▶ _TASK INSTRUCTIONS_:
Extract each line where the string "than" shows up.

▶ _EXERCISE INPUTS_:

☆ ☆ ☆

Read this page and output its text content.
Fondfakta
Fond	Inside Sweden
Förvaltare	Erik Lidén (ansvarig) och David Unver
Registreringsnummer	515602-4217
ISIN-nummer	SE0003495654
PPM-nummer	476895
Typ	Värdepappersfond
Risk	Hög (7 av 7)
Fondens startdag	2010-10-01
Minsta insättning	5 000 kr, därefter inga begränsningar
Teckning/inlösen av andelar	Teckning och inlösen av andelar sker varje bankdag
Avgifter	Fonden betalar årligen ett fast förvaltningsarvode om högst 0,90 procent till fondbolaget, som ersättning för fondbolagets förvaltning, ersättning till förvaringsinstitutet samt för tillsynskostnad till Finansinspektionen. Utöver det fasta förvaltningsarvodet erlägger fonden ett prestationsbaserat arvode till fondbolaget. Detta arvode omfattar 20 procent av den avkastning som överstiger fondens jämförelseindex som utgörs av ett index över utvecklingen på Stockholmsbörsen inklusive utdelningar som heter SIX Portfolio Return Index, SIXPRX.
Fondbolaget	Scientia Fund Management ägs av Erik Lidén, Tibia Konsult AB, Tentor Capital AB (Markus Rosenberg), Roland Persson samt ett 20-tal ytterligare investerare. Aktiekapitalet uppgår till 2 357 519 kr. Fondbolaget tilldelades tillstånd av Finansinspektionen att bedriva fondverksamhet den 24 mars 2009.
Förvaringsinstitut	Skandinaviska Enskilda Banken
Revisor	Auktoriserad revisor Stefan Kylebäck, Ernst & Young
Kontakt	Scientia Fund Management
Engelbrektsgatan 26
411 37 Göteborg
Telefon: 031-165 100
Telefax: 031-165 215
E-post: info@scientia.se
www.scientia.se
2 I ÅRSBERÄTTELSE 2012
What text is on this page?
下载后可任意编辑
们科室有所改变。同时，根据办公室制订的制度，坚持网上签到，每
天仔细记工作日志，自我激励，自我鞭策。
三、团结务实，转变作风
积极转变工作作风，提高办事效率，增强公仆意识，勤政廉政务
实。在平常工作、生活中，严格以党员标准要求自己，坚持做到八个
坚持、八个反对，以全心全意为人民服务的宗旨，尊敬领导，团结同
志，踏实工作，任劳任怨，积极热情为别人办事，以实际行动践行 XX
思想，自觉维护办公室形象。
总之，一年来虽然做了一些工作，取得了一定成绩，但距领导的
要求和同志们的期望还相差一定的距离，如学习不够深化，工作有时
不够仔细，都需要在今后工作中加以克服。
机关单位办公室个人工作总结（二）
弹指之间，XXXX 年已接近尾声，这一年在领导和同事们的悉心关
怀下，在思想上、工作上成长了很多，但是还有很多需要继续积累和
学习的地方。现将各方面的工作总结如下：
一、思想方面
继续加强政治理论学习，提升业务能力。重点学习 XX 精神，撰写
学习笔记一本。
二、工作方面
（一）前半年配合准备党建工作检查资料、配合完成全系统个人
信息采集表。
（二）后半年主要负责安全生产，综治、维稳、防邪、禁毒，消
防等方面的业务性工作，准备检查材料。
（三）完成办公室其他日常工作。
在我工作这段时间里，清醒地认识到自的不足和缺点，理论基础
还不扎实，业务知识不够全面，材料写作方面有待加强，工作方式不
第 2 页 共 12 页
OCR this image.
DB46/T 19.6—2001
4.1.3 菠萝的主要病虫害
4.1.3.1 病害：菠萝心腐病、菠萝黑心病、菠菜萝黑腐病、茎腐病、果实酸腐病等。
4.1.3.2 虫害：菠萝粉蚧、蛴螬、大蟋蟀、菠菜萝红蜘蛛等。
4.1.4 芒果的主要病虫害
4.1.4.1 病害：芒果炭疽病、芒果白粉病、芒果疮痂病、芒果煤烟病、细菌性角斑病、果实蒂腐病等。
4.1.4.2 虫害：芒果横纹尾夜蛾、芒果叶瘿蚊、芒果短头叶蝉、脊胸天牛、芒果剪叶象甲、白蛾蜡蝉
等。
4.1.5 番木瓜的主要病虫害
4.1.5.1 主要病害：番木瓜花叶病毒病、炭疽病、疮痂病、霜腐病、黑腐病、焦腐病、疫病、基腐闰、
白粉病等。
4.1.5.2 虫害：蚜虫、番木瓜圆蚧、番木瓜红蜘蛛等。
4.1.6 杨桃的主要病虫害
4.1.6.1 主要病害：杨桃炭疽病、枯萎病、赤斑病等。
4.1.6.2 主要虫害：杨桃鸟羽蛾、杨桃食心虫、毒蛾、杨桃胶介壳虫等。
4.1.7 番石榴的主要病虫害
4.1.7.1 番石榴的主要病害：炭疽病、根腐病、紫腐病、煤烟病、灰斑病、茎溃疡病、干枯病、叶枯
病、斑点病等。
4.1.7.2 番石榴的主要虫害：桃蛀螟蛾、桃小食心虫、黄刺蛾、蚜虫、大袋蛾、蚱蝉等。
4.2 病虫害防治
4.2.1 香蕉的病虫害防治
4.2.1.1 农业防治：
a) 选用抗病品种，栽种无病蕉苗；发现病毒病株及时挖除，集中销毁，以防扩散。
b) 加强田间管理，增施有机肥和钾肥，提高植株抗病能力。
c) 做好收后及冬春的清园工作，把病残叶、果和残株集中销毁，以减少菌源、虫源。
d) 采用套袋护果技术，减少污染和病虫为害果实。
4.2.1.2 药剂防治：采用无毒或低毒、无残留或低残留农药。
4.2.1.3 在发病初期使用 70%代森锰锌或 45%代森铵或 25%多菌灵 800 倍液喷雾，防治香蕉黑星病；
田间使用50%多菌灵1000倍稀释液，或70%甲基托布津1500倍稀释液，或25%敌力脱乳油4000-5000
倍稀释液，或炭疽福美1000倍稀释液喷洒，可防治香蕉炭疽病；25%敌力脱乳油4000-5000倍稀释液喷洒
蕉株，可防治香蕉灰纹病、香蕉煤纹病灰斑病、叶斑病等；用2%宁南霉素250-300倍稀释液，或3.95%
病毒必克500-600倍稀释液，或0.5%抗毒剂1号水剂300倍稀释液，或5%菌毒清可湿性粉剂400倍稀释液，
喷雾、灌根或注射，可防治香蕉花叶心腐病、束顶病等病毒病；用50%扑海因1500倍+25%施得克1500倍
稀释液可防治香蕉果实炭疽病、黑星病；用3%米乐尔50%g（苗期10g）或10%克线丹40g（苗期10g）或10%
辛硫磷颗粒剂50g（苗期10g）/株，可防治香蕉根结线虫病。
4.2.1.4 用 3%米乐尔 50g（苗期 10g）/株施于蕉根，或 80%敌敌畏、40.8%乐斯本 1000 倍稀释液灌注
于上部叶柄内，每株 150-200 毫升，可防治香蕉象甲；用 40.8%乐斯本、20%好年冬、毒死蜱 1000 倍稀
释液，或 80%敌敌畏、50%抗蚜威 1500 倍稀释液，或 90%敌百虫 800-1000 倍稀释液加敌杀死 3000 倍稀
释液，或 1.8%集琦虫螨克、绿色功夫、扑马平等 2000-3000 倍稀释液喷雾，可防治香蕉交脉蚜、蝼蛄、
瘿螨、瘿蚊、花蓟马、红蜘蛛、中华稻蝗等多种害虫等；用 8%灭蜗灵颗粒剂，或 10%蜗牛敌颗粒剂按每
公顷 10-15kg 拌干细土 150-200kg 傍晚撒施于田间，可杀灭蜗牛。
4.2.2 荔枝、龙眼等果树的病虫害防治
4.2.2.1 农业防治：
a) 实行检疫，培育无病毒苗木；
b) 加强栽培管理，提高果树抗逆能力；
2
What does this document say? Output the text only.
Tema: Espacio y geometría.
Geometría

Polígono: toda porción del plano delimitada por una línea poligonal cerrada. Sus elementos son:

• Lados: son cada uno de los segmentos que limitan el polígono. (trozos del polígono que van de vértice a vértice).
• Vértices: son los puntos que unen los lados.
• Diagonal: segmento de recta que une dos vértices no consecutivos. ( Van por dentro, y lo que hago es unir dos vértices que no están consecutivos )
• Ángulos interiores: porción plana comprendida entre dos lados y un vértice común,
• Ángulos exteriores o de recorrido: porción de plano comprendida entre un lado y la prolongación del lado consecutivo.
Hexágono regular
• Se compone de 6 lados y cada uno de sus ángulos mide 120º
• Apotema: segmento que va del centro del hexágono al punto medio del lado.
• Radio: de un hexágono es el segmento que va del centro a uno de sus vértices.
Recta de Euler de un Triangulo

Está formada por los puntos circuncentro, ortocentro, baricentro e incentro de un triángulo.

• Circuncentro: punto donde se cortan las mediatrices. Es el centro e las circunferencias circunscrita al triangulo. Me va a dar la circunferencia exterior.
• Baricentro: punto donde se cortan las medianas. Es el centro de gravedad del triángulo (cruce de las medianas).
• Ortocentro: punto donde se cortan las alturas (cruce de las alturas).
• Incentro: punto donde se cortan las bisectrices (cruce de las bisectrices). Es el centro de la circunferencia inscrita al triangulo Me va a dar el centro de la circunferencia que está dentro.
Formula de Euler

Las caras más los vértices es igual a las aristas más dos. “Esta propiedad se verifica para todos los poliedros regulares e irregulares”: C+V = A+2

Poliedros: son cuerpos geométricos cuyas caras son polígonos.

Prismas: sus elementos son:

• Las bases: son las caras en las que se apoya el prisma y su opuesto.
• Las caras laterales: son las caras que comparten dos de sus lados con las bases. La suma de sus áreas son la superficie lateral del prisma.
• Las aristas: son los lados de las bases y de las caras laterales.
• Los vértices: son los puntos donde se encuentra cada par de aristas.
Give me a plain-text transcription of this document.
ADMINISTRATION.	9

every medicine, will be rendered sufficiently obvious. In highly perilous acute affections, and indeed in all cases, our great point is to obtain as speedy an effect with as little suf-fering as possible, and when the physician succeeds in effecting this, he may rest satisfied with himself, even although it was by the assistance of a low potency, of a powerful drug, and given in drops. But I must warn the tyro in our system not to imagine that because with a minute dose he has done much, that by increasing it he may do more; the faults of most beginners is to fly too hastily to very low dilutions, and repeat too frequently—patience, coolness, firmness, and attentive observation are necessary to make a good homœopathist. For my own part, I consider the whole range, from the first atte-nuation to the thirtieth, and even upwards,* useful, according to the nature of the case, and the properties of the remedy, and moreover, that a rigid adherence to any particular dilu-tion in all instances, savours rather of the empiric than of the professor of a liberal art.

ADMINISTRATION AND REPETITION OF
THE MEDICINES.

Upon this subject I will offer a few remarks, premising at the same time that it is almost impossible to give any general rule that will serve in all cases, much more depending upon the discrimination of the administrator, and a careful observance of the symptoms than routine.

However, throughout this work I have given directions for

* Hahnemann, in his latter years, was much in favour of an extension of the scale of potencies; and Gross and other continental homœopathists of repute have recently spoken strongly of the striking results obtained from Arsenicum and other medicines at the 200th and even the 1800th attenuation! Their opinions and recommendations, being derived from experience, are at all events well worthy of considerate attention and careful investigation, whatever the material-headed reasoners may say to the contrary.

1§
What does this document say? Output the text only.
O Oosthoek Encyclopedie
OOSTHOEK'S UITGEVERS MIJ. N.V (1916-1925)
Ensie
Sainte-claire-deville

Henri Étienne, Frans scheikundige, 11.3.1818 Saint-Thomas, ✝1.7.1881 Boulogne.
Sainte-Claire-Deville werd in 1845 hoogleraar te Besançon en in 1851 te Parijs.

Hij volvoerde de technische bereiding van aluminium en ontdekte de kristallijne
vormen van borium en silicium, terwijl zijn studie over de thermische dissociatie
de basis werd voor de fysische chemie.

☆ ☆ ☆

▶ _SOLUTION FOR THIS TASK_:
every medicine, will be rendered sufficiently obvious. In highly perilous acute affections, and indeed in all cases, our great point is to obtain as speedy an effect with as little suf-fering as possible, and when the physician succeeds in effecting this, he may rest satisfied with himself, even although it was by the assistance of a low potency, of a powerful drug, and given in drops. But I must warn the tyro in our system not to imagine that because with a minute dose he has done much, that by increasing it he may do more; the faults of most beginners is to fly too hastily to very low dilutions, and repeat too frequently—patience, coolness, firmness, and attentive observation are necessary to make a good homœopathist. For my own part, I consider the whole range, from the first atte-nuation to the thirtieth, and even upwards,* useful, according to the nature of the case, and the properties of the remedy, and moreover, that a rigid adherence to any particular dilu-tion in all instances, savours rather of the empiric than of the professor of a liberal art.
Upon this subject I will offer a few remarks, premising at the same time that it is almost impossible to give any general rule that will serve in all cases, much more depending upon the discrimination of the administrator, and a careful observance of the symptoms than routine.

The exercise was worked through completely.